_Dataset content_

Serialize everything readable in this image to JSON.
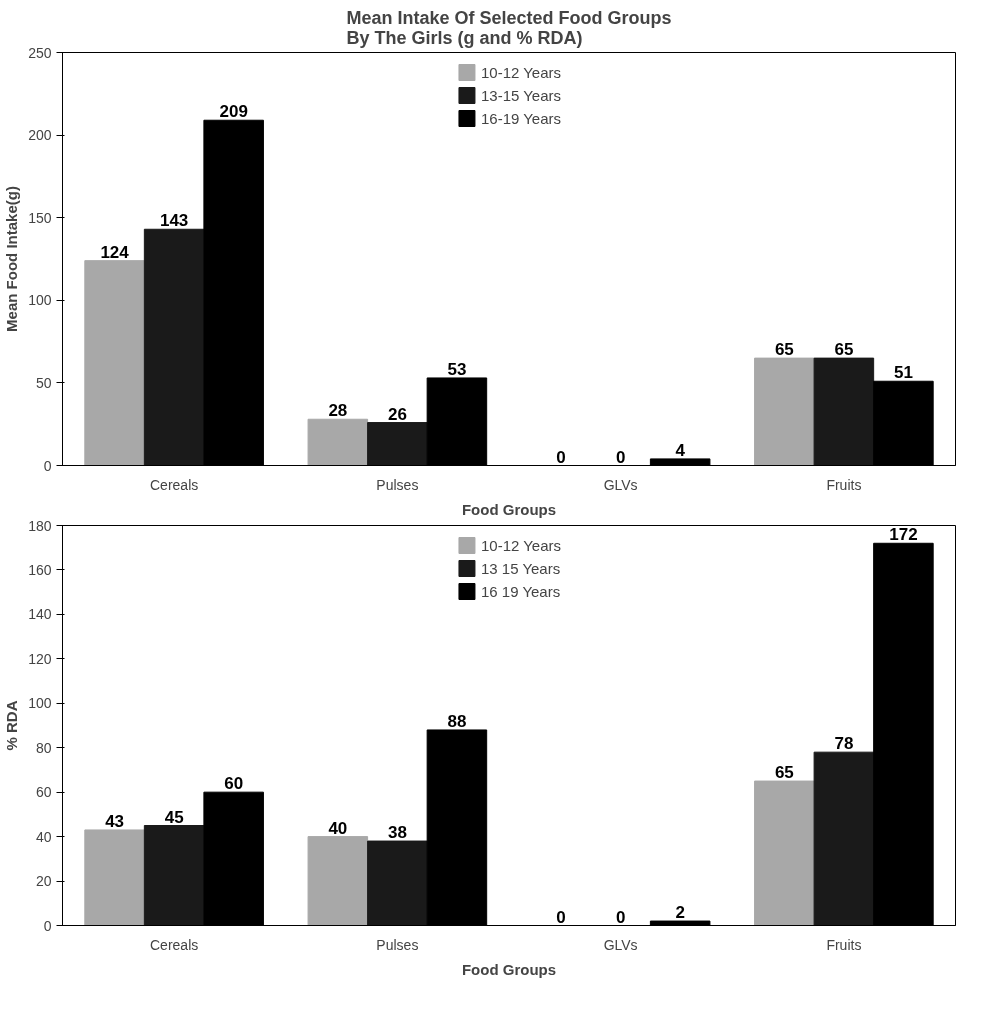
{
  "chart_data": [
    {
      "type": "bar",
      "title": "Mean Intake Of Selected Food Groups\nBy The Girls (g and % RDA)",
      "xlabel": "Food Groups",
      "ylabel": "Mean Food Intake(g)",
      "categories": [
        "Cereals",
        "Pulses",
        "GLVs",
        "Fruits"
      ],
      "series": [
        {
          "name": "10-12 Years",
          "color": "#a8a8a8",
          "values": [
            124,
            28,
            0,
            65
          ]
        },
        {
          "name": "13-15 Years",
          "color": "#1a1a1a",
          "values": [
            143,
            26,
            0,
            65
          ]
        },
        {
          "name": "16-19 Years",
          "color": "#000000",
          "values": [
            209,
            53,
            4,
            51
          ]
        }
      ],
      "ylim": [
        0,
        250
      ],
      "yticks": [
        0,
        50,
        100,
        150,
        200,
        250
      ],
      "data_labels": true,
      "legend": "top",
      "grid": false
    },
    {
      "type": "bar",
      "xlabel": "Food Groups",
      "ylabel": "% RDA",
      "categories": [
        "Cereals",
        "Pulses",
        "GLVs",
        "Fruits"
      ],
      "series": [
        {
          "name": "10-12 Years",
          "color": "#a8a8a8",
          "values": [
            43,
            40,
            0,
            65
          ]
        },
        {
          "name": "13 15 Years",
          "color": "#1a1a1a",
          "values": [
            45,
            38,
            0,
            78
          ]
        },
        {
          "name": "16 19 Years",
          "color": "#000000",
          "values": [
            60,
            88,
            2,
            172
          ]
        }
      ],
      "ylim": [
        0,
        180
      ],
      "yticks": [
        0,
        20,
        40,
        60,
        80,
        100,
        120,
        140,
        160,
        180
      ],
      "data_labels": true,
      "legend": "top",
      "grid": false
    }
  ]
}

_Prompt_
Transcribe each line above verbatim, with the pictures left out.

_Output_
Serialize everything readable in this image to JSON.
{
  "chart_data": [
    {
      "type": "bar",
      "title": "Mean Intake Of Selected Food Groups\nBy The Girls (g and % RDA)",
      "xlabel": "Food Groups",
      "ylabel": "Mean Food Intake(g)",
      "categories": [
        "Cereals",
        "Pulses",
        "GLVs",
        "Fruits"
      ],
      "series": [
        {
          "name": "10-12 Years",
          "color": "#a8a8a8",
          "values": [
            124,
            28,
            0,
            65
          ]
        },
        {
          "name": "13-15 Years",
          "color": "#1a1a1a",
          "values": [
            143,
            26,
            0,
            65
          ]
        },
        {
          "name": "16-19 Years",
          "color": "#000000",
          "values": [
            209,
            53,
            4,
            51
          ]
        }
      ],
      "ylim": [
        0,
        250
      ],
      "yticks": [
        0,
        50,
        100,
        150,
        200,
        250
      ],
      "data_labels": true,
      "legend": "top",
      "grid": false
    },
    {
      "type": "bar",
      "xlabel": "Food Groups",
      "ylabel": "% RDA",
      "categories": [
        "Cereals",
        "Pulses",
        "GLVs",
        "Fruits"
      ],
      "series": [
        {
          "name": "10-12 Years",
          "color": "#a8a8a8",
          "values": [
            43,
            40,
            0,
            65
          ]
        },
        {
          "name": "13 15 Years",
          "color": "#1a1a1a",
          "values": [
            45,
            38,
            0,
            78
          ]
        },
        {
          "name": "16 19 Years",
          "color": "#000000",
          "values": [
            60,
            88,
            2,
            172
          ]
        }
      ],
      "ylim": [
        0,
        180
      ],
      "yticks": [
        0,
        20,
        40,
        60,
        80,
        100,
        120,
        140,
        160,
        180
      ],
      "data_labels": true,
      "legend": "top",
      "grid": false
    }
  ]
}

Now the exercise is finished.